* START GIVEN DATA *
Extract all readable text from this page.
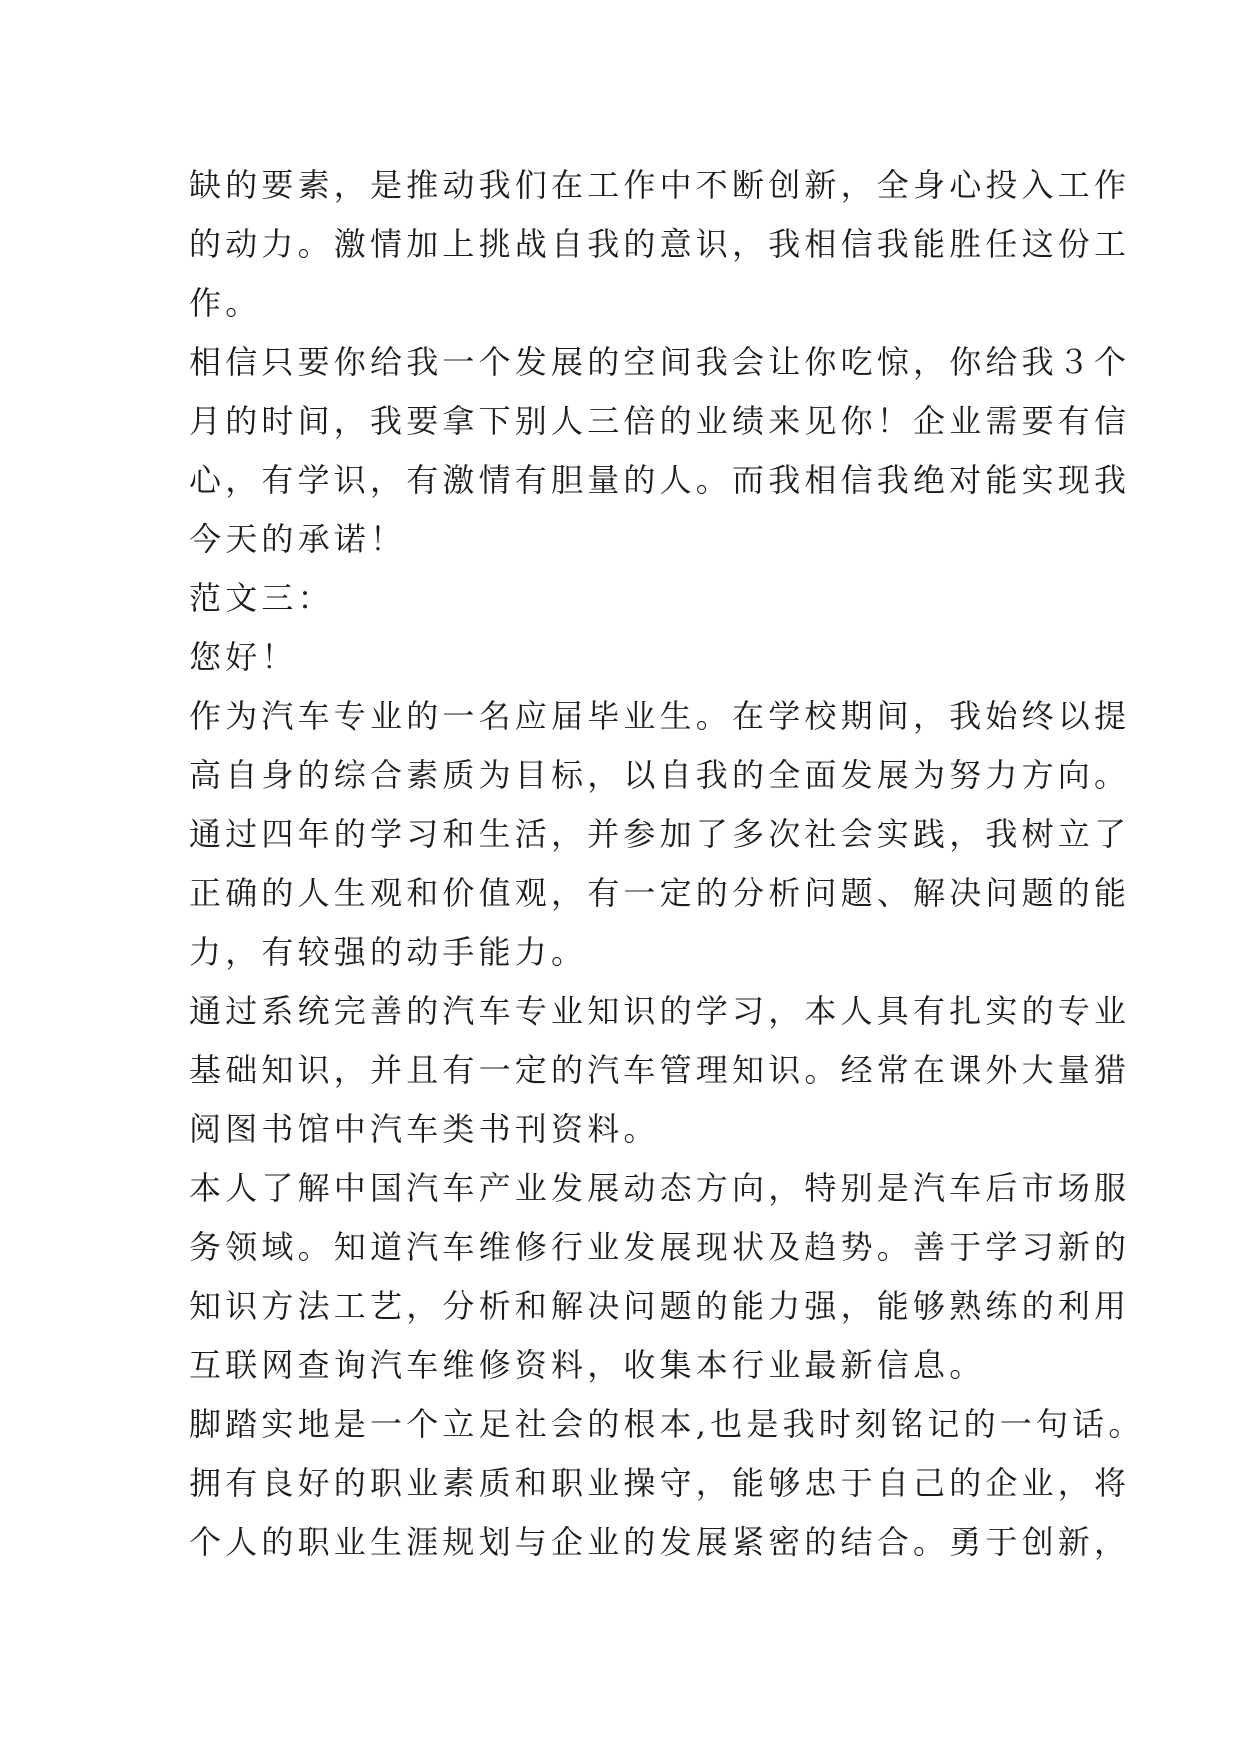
缺的要素，是推动我们在工作中不断创新，全身心投入工作
的动力。激情加上挑战自我的意识，我相信我能胜任这份工
作。
相信只要你给我一个发展的空间我会让你吃惊，你给我３个
月的时间，我要拿下别人三倍的业绩来见你！企业需要有信
心，有学识，有激情有胆量的人。而我相信我绝对能实现我
今天的承诺！
范文三：
您好！
作为汽车专业的一名应届毕业生。在学校期间，我始终以提
高自身的综合素质为目标，以自我的全面发展为努力方向。
通过四年的学习和生活，并参加了多次社会实践，我树立了
正确的人生观和价值观，有一定的分析问题、解决问题的能
力，有较强的动手能力。
通过系统完善的汽车专业知识的学习，本人具有扎实的专业
基础知识，并且有一定的汽车管理知识。经常在课外大量猎
阅图书馆中汽车类书刊资料。
本人了解中国汽车产业发展动态方向，特别是汽车后市场服
务领域。知道汽车维修行业发展现状及趋势。善于学习新的
知识方法工艺，分析和解决问题的能力强，能够熟练的利用
互联网查询汽车维修资料，收集本行业最新信息。
脚踏实地是一个立足社会的根本,也是我时刻铭记的一句话。
拥有良好的职业素质和职业操守，能够忠于自己的企业，将
个人的职业生涯规划与企业的发展紧密的结合。勇于创新，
* END GIVEN DATA *
CHALLENGE
Leave every image out, and retype the material exactly.

RESPONSE FOR THIS EXERCISE
Extract all readable text from this page.
缺的要素，是推动我们在工作中不断创新，全身心投入工作
的动力。激情加上挑战自我的意识，我相信我能胜任这份工
作。
相信只要你给我一个发展的空间我会让你吃惊，你给我３个
月的时间，我要拿下别人三倍的业绩来见你！企业需要有信
心，有学识，有激情有胆量的人。而我相信我绝对能实现我
今天的承诺！
范文三：
您好！
作为汽车专业的一名应届毕业生。在学校期间，我始终以提
高自身的综合素质为目标，以自我的全面发展为努力方向。
通过四年的学习和生活，并参加了多次社会实践，我树立了
正确的人生观和价值观，有一定的分析问题、解决问题的能
力，有较强的动手能力。
通过系统完善的汽车专业知识的学习，本人具有扎实的专业
基础知识，并且有一定的汽车管理知识。经常在课外大量猎
阅图书馆中汽车类书刊资料。
本人了解中国汽车产业发展动态方向，特别是汽车后市场服
务领域。知道汽车维修行业发展现状及趋势。善于学习新的
知识方法工艺，分析和解决问题的能力强，能够熟练的利用
互联网查询汽车维修资料，收集本行业最新信息。
脚踏实地是一个立足社会的根本,也是我时刻铭记的一句话。
拥有良好的职业素质和职业操守，能够忠于自己的企业，将
个人的职业生涯规划与企业的发展紧密的结合。勇于创新，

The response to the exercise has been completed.